[Records excerpted from a collection]
**********

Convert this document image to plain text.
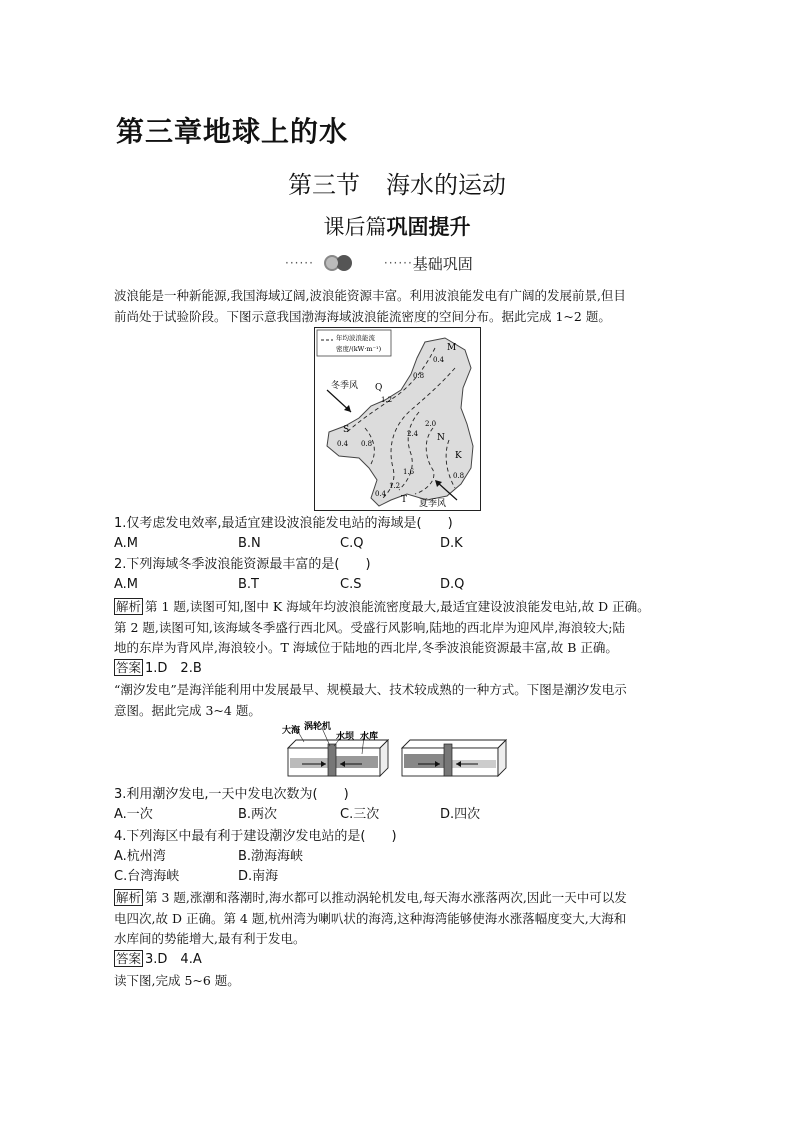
第三章地球上的水
第三节 海水的运动
课后篇巩固提升
······	······ 基础巩固
波浪能是一种新能源,我国海域辽阔,波浪能资源丰富。利用波浪能发电有广阔的发展前景,但目
前尚处于试验阶段。下图示意我国渤海海域波浪能流密度的空间分布。据此完成 1~2 题。
年均波浪能流
密度/(kW·m⁻¹)
冬季风
夏季风
M
Q
S
N
K
T
0.4
0.8
1.2
0.4 0.8
2.4
2.0
1.6
1.2
0.8
0.4
1.仅考虑发电效率,最适宜建设波浪能发电站的海域是(　　)
A.M	B.N	C.Q	D.K
2.下列海域冬季波浪能资源最丰富的是(　　)
A.M	B.T	C.S	D.Q
解析 第 1 题,读图可知,图中 K 海域年均波浪能流密度最大,最适宜建设波浪能发电站,故 D 正确。
第 2 题,读图可知,该海域冬季盛行西北风。受盛行风影响,陆地的西北岸为迎风岸,海浪较大;陆
地的东岸为背风岸,海浪较小。T 海域位于陆地的西北岸,冬季波浪能资源最丰富,故 B 正确。
答案 1.D　2.B
“潮汐发电”是海洋能利用中发展最早、规模最大、技术较成熟的一种方式。下图是潮汐发电示
意图。据此完成 3~4 题。
大海 涡轮机
水坝 水库
3.利用潮汐发电,一天中发电次数为(　　)
A.一次	B.两次	C.三次	D.四次
4.下列海区中最有利于建设潮汐发电站的是(　　)
A.杭州湾	B.渤海海峡
C.台湾海峡	D.南海
解析 第 3 题,涨潮和落潮时,海水都可以推动涡轮机发电,每天海水涨落两次,因此一天中可以发
电四次,故 D 正确。第 4 题,杭州湾为喇叭状的海湾,这种海湾能够使海水涨落幅度变大,大海和
水库间的势能增大,最有利于发电。
答案 3.D　4.A
读下图,完成 5~6 题。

**********

■ The task:
Reproduce each line of the records exactly, and omit every picture.

■ Response:
Convert this document image to plain text.
第三章地球上的水
第三节 海水的运动
课后篇巩固提升
······	······ 基础巩固
波浪能是一种新能源,我国海域辽阔,波浪能资源丰富。利用波浪能发电有广阔的发展前景,但目
前尚处于试验阶段。下图示意我国渤海海域波浪能流密度的空间分布。据此完成 1~2 题。
年均波浪能流
密度/(kW·m⁻¹)
冬季风
夏季风
M
Q
S
N
K
T
0.4
0.8
1.2
0.4 0.8
2.4
2.0
1.6
1.2
0.8
0.4
1.仅考虑发电效率,最适宜建设波浪能发电站的海域是(　　)
A.M	B.N	C.Q	D.K
2.下列海域冬季波浪能资源最丰富的是(　　)
A.M	B.T	C.S	D.Q
解析 第 1 题,读图可知,图中 K 海域年均波浪能流密度最大,最适宜建设波浪能发电站,故 D 正确。
第 2 题,读图可知,该海域冬季盛行西北风。受盛行风影响,陆地的西北岸为迎风岸,海浪较大;陆
地的东岸为背风岸,海浪较小。T 海域位于陆地的西北岸,冬季波浪能资源最丰富,故 B 正确。
答案 1.D　2.B
“潮汐发电”是海洋能利用中发展最早、规模最大、技术较成熟的一种方式。下图是潮汐发电示
意图。据此完成 3~4 题。
大海 涡轮机
水坝 水库
3.利用潮汐发电,一天中发电次数为(　　)
A.一次	B.两次	C.三次	D.四次
4.下列海区中最有利于建设潮汐发电站的是(　　)
A.杭州湾	B.渤海海峡
C.台湾海峡	D.南海
解析 第 3 题,涨潮和落潮时,海水都可以推动涡轮机发电,每天海水涨落两次,因此一天中可以发
电四次,故 D 正确。第 4 题,杭州湾为喇叭状的海湾,这种海湾能够使海水涨落幅度变大,大海和
水库间的势能增大,最有利于发电。
答案 3.D　4.A
读下图,完成 5~6 题。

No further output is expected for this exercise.